* [Assignment] Report back every line of the entries that contains "function", exactly as written.
======
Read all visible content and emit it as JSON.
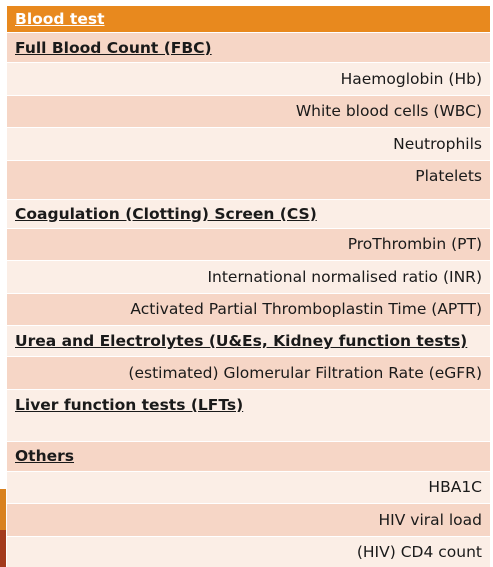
{
  "table": {
    "header": "Blood test",
    "rows": [
      {
        "type": "section",
        "text": "Full Blood Count (FBC)"
      },
      {
        "type": "item",
        "text": "Haemoglobin (Hb)"
      },
      {
        "type": "item",
        "text": "White blood cells (WBC)"
      },
      {
        "type": "item",
        "text": "Neutrophils"
      },
      {
        "type": "item",
        "text": "Platelets"
      },
      {
        "type": "section",
        "text": "Coagulation (Clotting) Screen (CS)"
      },
      {
        "type": "item",
        "text": "ProThrombin (PT)"
      },
      {
        "type": "item",
        "text": "International normalised ratio (INR)"
      },
      {
        "type": "item",
        "text": "Activated Partial Thromboplastin Time (APTT)"
      },
      {
        "type": "section",
        "text": "Urea and Electrolytes (U&Es, Kidney function tests)"
      },
      {
        "type": "item",
        "text": "(estimated) Glomerular Filtration Rate (eGFR)"
      },
      {
        "type": "section",
        "text": "Liver function tests (LFTs)"
      },
      {
        "type": "section",
        "text": "Others"
      },
      {
        "type": "item",
        "text": "HBA1C"
      },
      {
        "type": "item",
        "text": "HIV viral load"
      },
      {
        "type": "item",
        "text": "(HIV) CD4 count"
      }
    ]
  }
}
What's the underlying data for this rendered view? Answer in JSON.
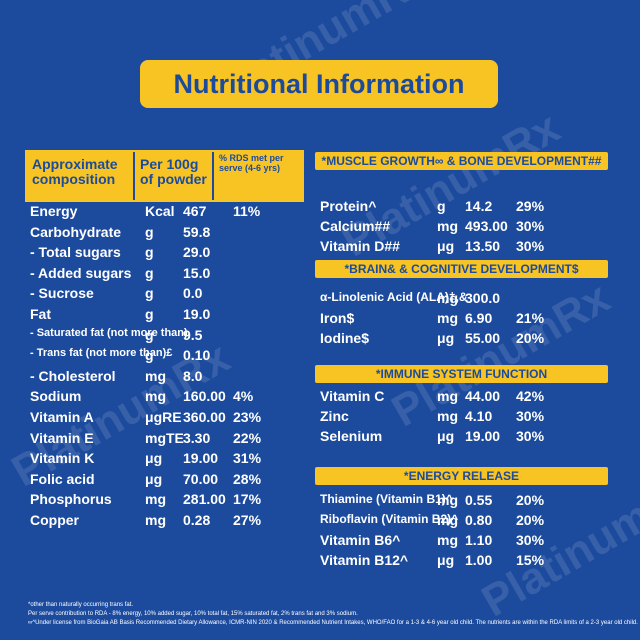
======
* [Task response]
        "text": "Urea and Electrolytes (U&Es, Kidney function tests)"
        "text": "Liver function tests (LFTs)"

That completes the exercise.